### [Task requirements]
Among the entries below, count the lines that contain the word "percent". Write down only the total.

== Data supplied

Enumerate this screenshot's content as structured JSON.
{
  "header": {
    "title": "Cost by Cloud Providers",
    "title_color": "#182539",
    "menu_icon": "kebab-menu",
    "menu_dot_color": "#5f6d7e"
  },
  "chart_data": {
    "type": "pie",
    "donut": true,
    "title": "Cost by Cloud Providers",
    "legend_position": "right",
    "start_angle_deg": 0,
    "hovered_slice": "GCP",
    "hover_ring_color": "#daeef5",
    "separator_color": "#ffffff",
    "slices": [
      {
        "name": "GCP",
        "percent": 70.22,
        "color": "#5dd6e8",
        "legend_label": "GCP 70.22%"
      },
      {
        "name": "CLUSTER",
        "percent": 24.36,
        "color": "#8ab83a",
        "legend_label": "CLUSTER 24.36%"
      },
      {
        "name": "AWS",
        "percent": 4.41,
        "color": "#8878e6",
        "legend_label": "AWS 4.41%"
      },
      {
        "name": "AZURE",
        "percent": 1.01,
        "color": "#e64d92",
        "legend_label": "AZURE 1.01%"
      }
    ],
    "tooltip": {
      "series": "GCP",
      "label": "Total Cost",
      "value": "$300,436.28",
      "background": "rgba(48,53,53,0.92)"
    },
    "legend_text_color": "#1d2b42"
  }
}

====

### [Task answer]
4